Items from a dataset

>> BEGIN

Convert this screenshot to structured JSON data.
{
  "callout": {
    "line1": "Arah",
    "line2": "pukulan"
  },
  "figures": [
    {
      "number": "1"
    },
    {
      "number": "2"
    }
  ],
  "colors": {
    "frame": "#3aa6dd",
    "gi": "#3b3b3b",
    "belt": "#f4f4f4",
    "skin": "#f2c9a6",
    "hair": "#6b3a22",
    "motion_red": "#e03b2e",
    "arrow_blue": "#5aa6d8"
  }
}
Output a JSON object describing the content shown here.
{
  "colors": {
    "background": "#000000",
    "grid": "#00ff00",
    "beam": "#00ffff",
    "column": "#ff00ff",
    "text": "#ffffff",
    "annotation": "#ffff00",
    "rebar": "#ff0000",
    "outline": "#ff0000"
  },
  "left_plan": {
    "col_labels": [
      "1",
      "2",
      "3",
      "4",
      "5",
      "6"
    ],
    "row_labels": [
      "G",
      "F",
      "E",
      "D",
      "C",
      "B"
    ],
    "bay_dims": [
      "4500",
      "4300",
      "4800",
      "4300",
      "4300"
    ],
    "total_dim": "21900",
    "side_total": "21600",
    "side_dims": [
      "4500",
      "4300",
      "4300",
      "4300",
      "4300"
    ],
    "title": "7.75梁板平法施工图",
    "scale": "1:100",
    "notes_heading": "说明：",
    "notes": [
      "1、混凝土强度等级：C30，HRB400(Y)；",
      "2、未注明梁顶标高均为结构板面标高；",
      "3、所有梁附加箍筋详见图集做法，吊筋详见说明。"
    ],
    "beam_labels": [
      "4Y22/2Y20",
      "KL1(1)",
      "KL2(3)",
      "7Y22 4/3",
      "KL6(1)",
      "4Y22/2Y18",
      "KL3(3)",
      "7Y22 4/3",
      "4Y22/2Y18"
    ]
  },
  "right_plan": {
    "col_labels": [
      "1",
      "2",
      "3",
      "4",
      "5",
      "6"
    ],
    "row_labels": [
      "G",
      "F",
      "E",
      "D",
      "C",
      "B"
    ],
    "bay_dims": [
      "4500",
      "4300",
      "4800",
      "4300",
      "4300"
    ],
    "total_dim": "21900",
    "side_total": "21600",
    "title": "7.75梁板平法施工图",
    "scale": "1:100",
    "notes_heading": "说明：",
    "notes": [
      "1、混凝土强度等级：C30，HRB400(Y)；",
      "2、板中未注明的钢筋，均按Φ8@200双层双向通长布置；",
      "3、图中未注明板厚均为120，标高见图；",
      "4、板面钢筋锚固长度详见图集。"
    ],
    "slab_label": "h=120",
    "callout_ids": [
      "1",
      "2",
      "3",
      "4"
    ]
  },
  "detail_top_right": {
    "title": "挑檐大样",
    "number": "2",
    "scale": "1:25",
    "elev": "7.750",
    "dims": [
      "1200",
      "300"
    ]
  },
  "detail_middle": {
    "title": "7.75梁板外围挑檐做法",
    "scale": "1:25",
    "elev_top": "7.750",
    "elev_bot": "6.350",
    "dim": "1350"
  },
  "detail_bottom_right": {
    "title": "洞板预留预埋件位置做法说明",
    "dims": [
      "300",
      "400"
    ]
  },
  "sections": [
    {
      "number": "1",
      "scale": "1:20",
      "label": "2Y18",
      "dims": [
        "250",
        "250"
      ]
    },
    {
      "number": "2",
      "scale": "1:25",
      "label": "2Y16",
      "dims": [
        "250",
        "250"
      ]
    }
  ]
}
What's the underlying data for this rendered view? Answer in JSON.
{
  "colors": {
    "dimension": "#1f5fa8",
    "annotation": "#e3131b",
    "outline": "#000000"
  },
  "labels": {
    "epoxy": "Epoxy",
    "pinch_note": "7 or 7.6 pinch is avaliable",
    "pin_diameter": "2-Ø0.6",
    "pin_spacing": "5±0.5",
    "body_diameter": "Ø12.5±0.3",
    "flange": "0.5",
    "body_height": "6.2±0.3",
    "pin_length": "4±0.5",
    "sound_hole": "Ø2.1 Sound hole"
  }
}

>> END

Would you copy out each line exactly as written?

EXERCISE RESPONSE –
Convert this screenshot to structured JSON data.
{
  "callout": {
    "line1": "Arah",
    "line2": "pukulan"
  },
  "figures": [
    {
      "number": "1"
    },
    {
      "number": "2"
    }
  ],
  "colors": {
    "frame": "#3aa6dd",
    "gi": "#3b3b3b",
    "belt": "#f4f4f4",
    "skin": "#f2c9a6",
    "hair": "#6b3a22",
    "motion_red": "#e03b2e",
    "arrow_blue": "#5aa6d8"
  }
}
Output a JSON object describing the content shown here.
{
  "colors": {
    "background": "#000000",
    "grid": "#00ff00",
    "beam": "#00ffff",
    "column": "#ff00ff",
    "text": "#ffffff",
    "annotation": "#ffff00",
    "rebar": "#ff0000",
    "outline": "#ff0000"
  },
  "left_plan": {
    "col_labels": [
      "1",
      "2",
      "3",
      "4",
      "5",
      "6"
    ],
    "row_labels": [
      "G",
      "F",
      "E",
      "D",
      "C",
      "B"
    ],
    "bay_dims": [
      "4500",
      "4300",
      "4800",
      "4300",
      "4300"
    ],
    "total_dim": "21900",
    "side_total": "21600",
    "side_dims": [
      "4500",
      "4300",
      "4300",
      "4300",
      "4300"
    ],
    "title": "7.75梁板平法施工图",
    "scale": "1:100",
    "notes_heading": "说明：",
    "notes": [
      "1、混凝土强度等级：C30，HRB400(Y)；",
      "2、未注明梁顶标高均为结构板面标高；",
      "3、所有梁附加箍筋详见图集做法，吊筋详见说明。"
    ],
    "beam_labels": [
      "4Y22/2Y20",
      "KL1(1)",
      "KL2(3)",
      "7Y22 4/3",
      "KL6(1)",
      "4Y22/2Y18",
      "KL3(3)",
      "7Y22 4/3",
      "4Y22/2Y18"
    ]
  },
  "right_plan": {
    "col_labels": [
      "1",
      "2",
      "3",
      "4",
      "5",
      "6"
    ],
    "row_labels": [
      "G",
      "F",
      "E",
      "D",
      "C",
      "B"
    ],
    "bay_dims": [
      "4500",
      "4300",
      "4800",
      "4300",
      "4300"
    ],
    "total_dim": "21900",
    "side_total": "21600",
    "title": "7.75梁板平法施工图",
    "scale": "1:100",
    "notes_heading": "说明：",
    "notes": [
      "1、混凝土强度等级：C30，HRB400(Y)；",
      "2、板中未注明的钢筋，均按Φ8@200双层双向通长布置；",
      "3、图中未注明板厚均为120，标高见图；",
      "4、板面钢筋锚固长度详见图集。"
    ],
    "slab_label": "h=120",
    "callout_ids": [
      "1",
      "2",
      "3",
      "4"
    ]
  },
  "detail_top_right": {
    "title": "挑檐大样",
    "number": "2",
    "scale": "1:25",
    "elev": "7.750",
    "dims": [
      "1200",
      "300"
    ]
  },
  "detail_middle": {
    "title": "7.75梁板外围挑檐做法",
    "scale": "1:25",
    "elev_top": "7.750",
    "elev_bot": "6.350",
    "dim": "1350"
  },
  "detail_bottom_right": {
    "title": "洞板预留预埋件位置做法说明",
    "dims": [
      "300",
      "400"
    ]
  },
  "sections": [
    {
      "number": "1",
      "scale": "1:20",
      "label": "2Y18",
      "dims": [
        "250",
        "250"
      ]
    },
    {
      "number": "2",
      "scale": "1:25",
      "label": "2Y16",
      "dims": [
        "250",
        "250"
      ]
    }
  ]
}
What's the underlying data for this rendered view? Answer in JSON.
{
  "colors": {
    "dimension": "#1f5fa8",
    "annotation": "#e3131b",
    "outline": "#000000"
  },
  "labels": {
    "epoxy": "Epoxy",
    "pinch_note": "7 or 7.6 pinch is avaliable",
    "pin_diameter": "2-Ø0.6",
    "pin_spacing": "5±0.5",
    "body_diameter": "Ø12.5±0.3",
    "flange": "0.5",
    "body_height": "6.2±0.3",
    "pin_length": "4±0.5",
    "sound_hole": "Ø2.1 Sound hole"
  }
}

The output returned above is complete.